Figure content listings:
────────

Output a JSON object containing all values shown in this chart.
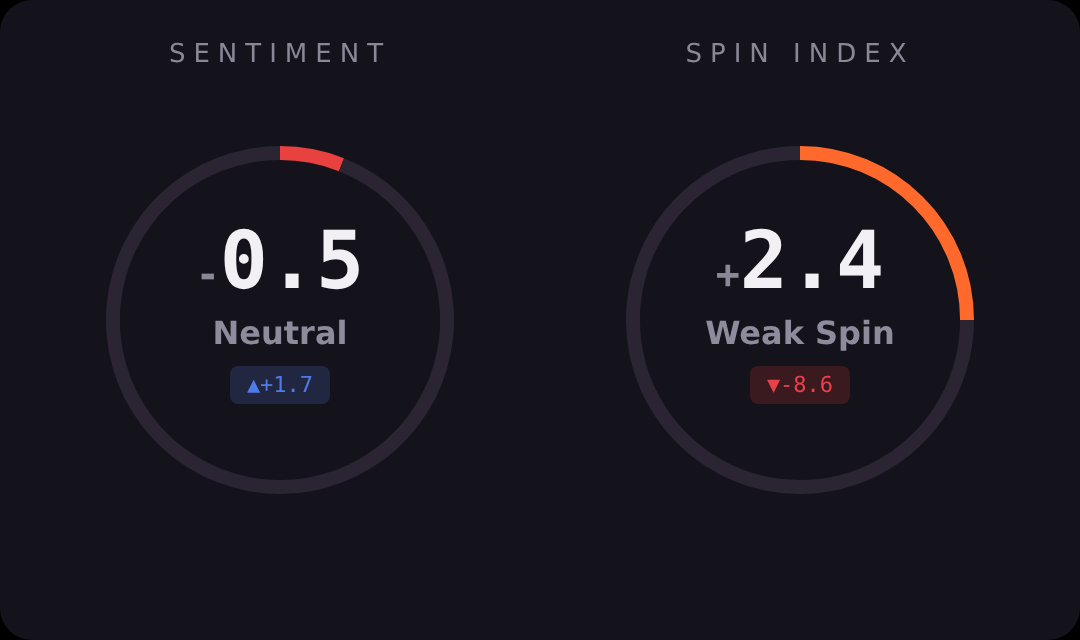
{
  "chart_data": [
    {
      "type": "donut",
      "title": "SENTIMENT",
      "categories": [
        null,
        null
      ],
      "values": [
        6,
        94
      ],
      "colors": [
        "#e8413f",
        "#2a2433"
      ],
      "annotations": [
        "-0.5",
        "Neutral",
        "▲+1.7"
      ]
    },
    {
      "type": "donut",
      "title": "SPIN INDEX",
      "categories": [
        null,
        null
      ],
      "values": [
        25,
        75
      ],
      "colors": [
        "#ff6a2c",
        "#2a2433"
      ],
      "annotations": [
        "+2.4",
        "Weak Spin",
        "▼-8.6"
      ]
    }
  ]
}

────────

**GOAL:**
Restate the listing above word for word, and skip the pictures.

**ANSWER TO THIS EXERCISE:**
Output a JSON object containing all values shown in this chart.
{
  "chart_data": [
    {
      "type": "donut",
      "title": "SENTIMENT",
      "categories": [
        null,
        null
      ],
      "values": [
        6,
        94
      ],
      "colors": [
        "#e8413f",
        "#2a2433"
      ],
      "annotations": [
        "-0.5",
        "Neutral",
        "▲+1.7"
      ]
    },
    {
      "type": "donut",
      "title": "SPIN INDEX",
      "categories": [
        null,
        null
      ],
      "values": [
        25,
        75
      ],
      "colors": [
        "#ff6a2c",
        "#2a2433"
      ],
      "annotations": [
        "+2.4",
        "Weak Spin",
        "▼-8.6"
      ]
    }
  ]
}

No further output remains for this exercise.